## AIM OF THE EXERCISE
Please transcribe the data below exactly. Leave the pictures out.

* Start *

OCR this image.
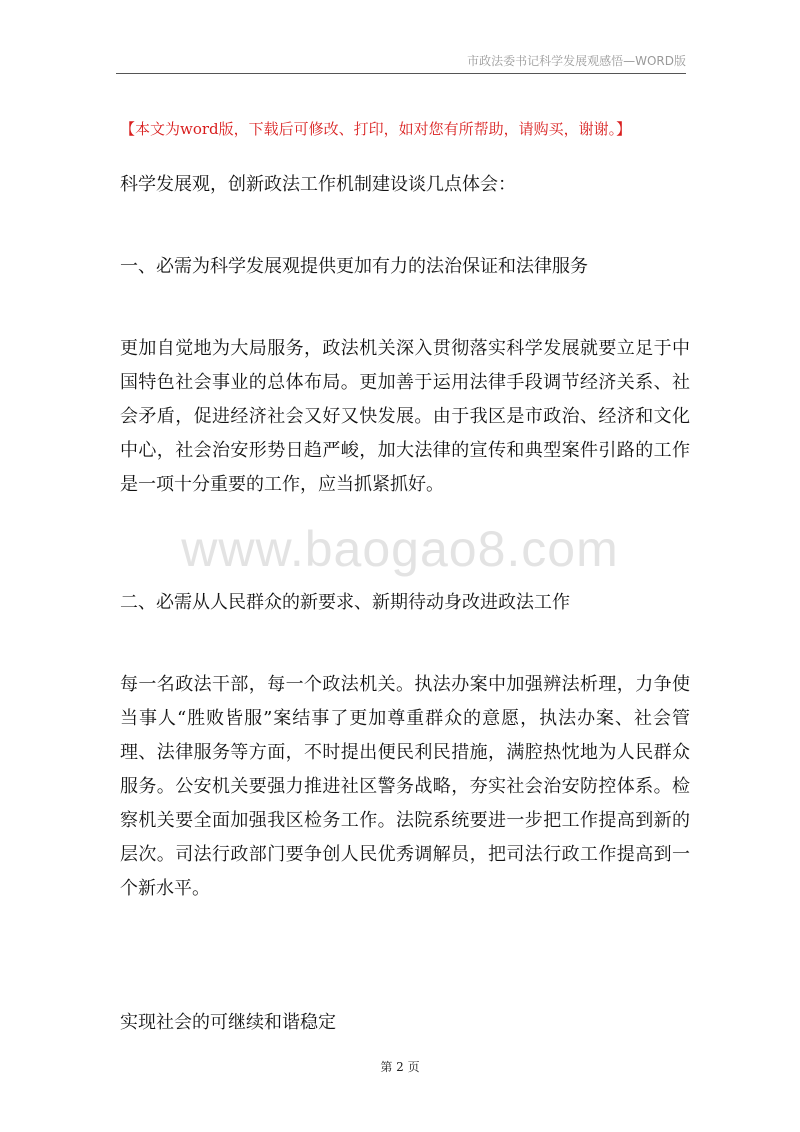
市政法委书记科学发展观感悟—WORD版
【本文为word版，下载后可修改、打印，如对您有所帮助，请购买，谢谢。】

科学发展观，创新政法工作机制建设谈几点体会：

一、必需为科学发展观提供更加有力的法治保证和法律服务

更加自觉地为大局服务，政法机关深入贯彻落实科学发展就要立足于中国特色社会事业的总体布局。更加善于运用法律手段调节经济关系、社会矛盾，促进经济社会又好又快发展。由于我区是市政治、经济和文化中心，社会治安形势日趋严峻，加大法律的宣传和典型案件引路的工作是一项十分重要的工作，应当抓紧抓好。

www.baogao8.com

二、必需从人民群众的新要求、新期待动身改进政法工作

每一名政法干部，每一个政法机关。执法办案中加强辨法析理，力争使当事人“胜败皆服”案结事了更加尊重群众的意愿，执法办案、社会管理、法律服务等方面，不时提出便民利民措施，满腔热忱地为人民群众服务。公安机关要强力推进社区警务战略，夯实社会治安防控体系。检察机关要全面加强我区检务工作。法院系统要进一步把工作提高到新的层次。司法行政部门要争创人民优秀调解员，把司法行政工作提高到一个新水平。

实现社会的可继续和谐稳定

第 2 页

* End *

## RESULT OF THIS TASK
OCR this image.
市政法委书记科学发展观感悟—WORD版
【本文为word版，下载后可修改、打印，如对您有所帮助，请购买，谢谢。】

科学发展观，创新政法工作机制建设谈几点体会：

一、必需为科学发展观提供更加有力的法治保证和法律服务

更加自觉地为大局服务，政法机关深入贯彻落实科学发展就要立足于中国特色社会事业的总体布局。更加善于运用法律手段调节经济关系、社会矛盾，促进经济社会又好又快发展。由于我区是市政治、经济和文化中心，社会治安形势日趋严峻，加大法律的宣传和典型案件引路的工作是一项十分重要的工作，应当抓紧抓好。

www.baogao8.com

二、必需从人民群众的新要求、新期待动身改进政法工作

每一名政法干部，每一个政法机关。执法办案中加强辨法析理，力争使当事人“胜败皆服”案结事了更加尊重群众的意愿，执法办案、社会管理、法律服务等方面，不时提出便民利民措施，满腔热忱地为人民群众服务。公安机关要强力推进社区警务战略，夯实社会治安防控体系。检察机关要全面加强我区检务工作。法院系统要进一步把工作提高到新的层次。司法行政部门要争创人民优秀调解员，把司法行政工作提高到一个新水平。

实现社会的可继续和谐稳定

第 2 页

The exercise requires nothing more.